(Instructions for the task)
Would you write out the listing verbatim and skip every picture in it?

[Stored records]
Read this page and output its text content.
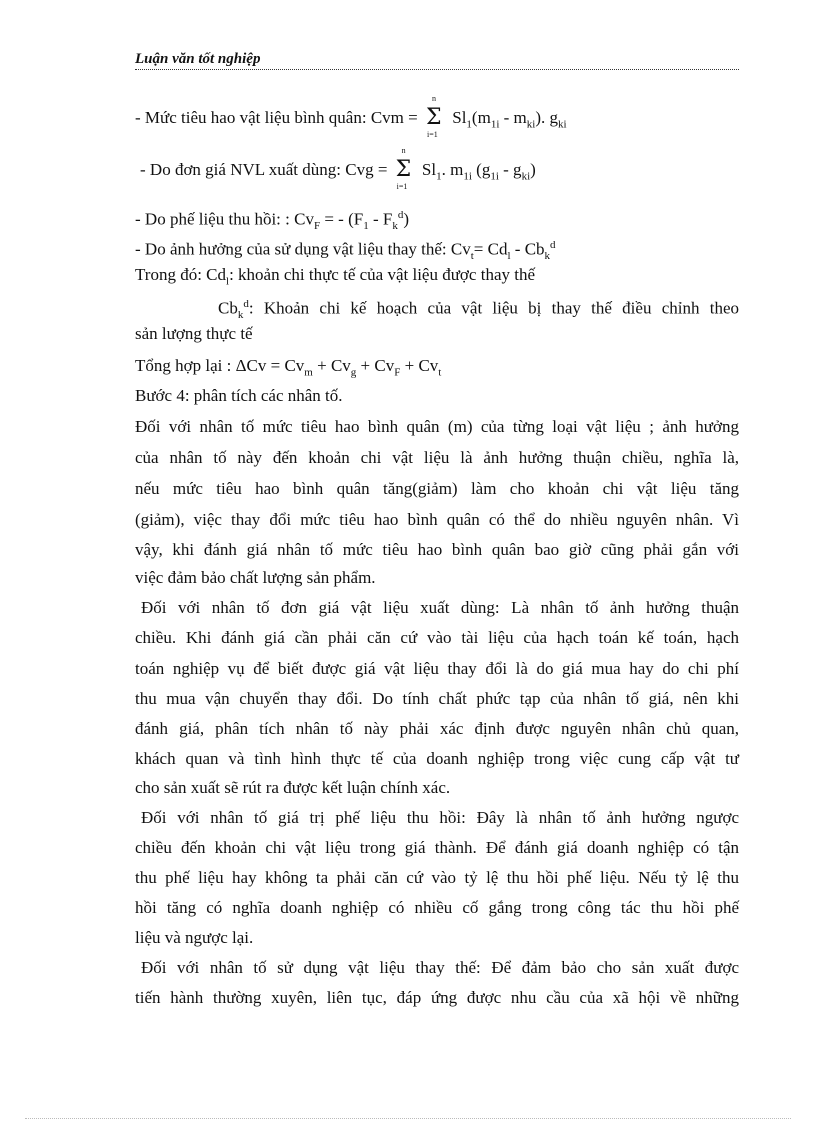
Luận văn tốt nghiệp
- Mức tiêu hao vật liệu bình quân: Cvm =
n
Σ
i=1
$Sl_1(m_{1i} - m_{ki})$. $g_{ki}$
- Do đơn giá NVL xuất dùng: Cvg =
n
Σ
i=1
$Sl_1$. $m_{1i}$ $(g_{1i} - g_{ki})$
- Do phế liệu thu hồi: : $Cv_F$ = - $(F_1 - F_k^d)$
- Do ảnh hưởng của sử dụng vật liệu thay thế: $Cv_t= Cd_l - Cb_k^d$
Trong đó: $Cd_l$: khoản chi thực tế của vật liệu được thay thế
$Cb_k^d$: Khoản chi kế hoạch của vật liệu bị thay thế điều chỉnh theo
sản lượng thực tế
Tổng hợp lại : $\Delta Cv = Cv_m + Cv_g + Cv_F + Cv_t$
Bước 4: phân tích các nhân tố.
Đối với nhân tố mức tiêu hao bình quân (m) của từng loại vật liệu ; ảnh hưởng
của nhân tố này đến khoản chi vật liệu là ảnh hưởng thuận chiều, nghĩa là,
nếu mức tiêu hao bình quân tăng(giảm) làm cho khoản chi vật liệu tăng
(giảm), việc thay đổi mức tiêu hao bình quân có thể do nhiều nguyên nhân. Vì
vậy, khi đánh giá nhân tố mức tiêu hao bình quân bao giờ cũng phải gắn với
việc đảm bảo chất lượng sản phẩm.
Đối với nhân tố đơn giá vật liệu xuất dùng: Là nhân tố ảnh hưởng thuận
chiều. Khi đánh giá cần phải căn cứ vào tài liệu của hạch toán kế toán, hạch
toán nghiệp vụ để biết được giá vật liệu thay đổi là do giá mua hay do chi phí
thu mua vận chuyển thay đổi. Do tính chất phức tạp của nhân tố giá, nên khi
đánh giá, phân tích nhân tố này phải xác định được nguyên nhân chủ quan,
khách quan và tình hình thực tế của doanh nghiệp trong việc cung cấp vật tư
cho sản xuất sẽ rút ra được kết luận chính xác.
Đối với nhân tố giá trị phế liệu thu hồi: Đây là nhân tố ảnh hưởng ngược
chiều đến khoản chi vật liệu trong giá thành. Để đánh giá doanh nghiệp có tận
thu phế liệu hay không ta phải căn cứ vào tỷ lệ thu hồi phế liệu. Nếu tỷ lệ thu
hồi tăng có nghĩa doanh nghiệp có nhiều cố gắng trong công tác thu hồi phế
liệu và ngược lại.
Đối với nhân tố sử dụng vật liệu thay thế: Để đảm bảo cho sản xuất được
tiến hành thường xuyên, liên tục, đáp ứng được nhu cầu của xã hội về những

(Reply to the task)
Read this page and output its text content.
Luận văn tốt nghiệp
- Mức tiêu hao vật liệu bình quân: Cvm =
n
Σ
i=1
$Sl_1(m_{1i} - m_{ki})$. $g_{ki}$
- Do đơn giá NVL xuất dùng: Cvg =
n
Σ
i=1
$Sl_1$. $m_{1i}$ $(g_{1i} - g_{ki})$
- Do phế liệu thu hồi: : $Cv_F$ = - $(F_1 - F_k^d)$
- Do ảnh hưởng của sử dụng vật liệu thay thế: $Cv_t= Cd_l - Cb_k^d$
Trong đó: $Cd_l$: khoản chi thực tế của vật liệu được thay thế
$Cb_k^d$: Khoản chi kế hoạch của vật liệu bị thay thế điều chỉnh theo
sản lượng thực tế
Tổng hợp lại : $\Delta Cv = Cv_m + Cv_g + Cv_F + Cv_t$
Bước 4: phân tích các nhân tố.
Đối với nhân tố mức tiêu hao bình quân (m) của từng loại vật liệu ; ảnh hưởng
của nhân tố này đến khoản chi vật liệu là ảnh hưởng thuận chiều, nghĩa là,
nếu mức tiêu hao bình quân tăng(giảm) làm cho khoản chi vật liệu tăng
(giảm), việc thay đổi mức tiêu hao bình quân có thể do nhiều nguyên nhân. Vì
vậy, khi đánh giá nhân tố mức tiêu hao bình quân bao giờ cũng phải gắn với
việc đảm bảo chất lượng sản phẩm.
Đối với nhân tố đơn giá vật liệu xuất dùng: Là nhân tố ảnh hưởng thuận
chiều. Khi đánh giá cần phải căn cứ vào tài liệu của hạch toán kế toán, hạch
toán nghiệp vụ để biết được giá vật liệu thay đổi là do giá mua hay do chi phí
thu mua vận chuyển thay đổi. Do tính chất phức tạp của nhân tố giá, nên khi
đánh giá, phân tích nhân tố này phải xác định được nguyên nhân chủ quan,
khách quan và tình hình thực tế của doanh nghiệp trong việc cung cấp vật tư
cho sản xuất sẽ rút ra được kết luận chính xác.
Đối với nhân tố giá trị phế liệu thu hồi: Đây là nhân tố ảnh hưởng ngược
chiều đến khoản chi vật liệu trong giá thành. Để đánh giá doanh nghiệp có tận
thu phế liệu hay không ta phải căn cứ vào tỷ lệ thu hồi phế liệu. Nếu tỷ lệ thu
hồi tăng có nghĩa doanh nghiệp có nhiều cố gắng trong công tác thu hồi phế
liệu và ngược lại.
Đối với nhân tố sử dụng vật liệu thay thế: Để đảm bảo cho sản xuất được
tiến hành thường xuyên, liên tục, đáp ứng được nhu cầu của xã hội về những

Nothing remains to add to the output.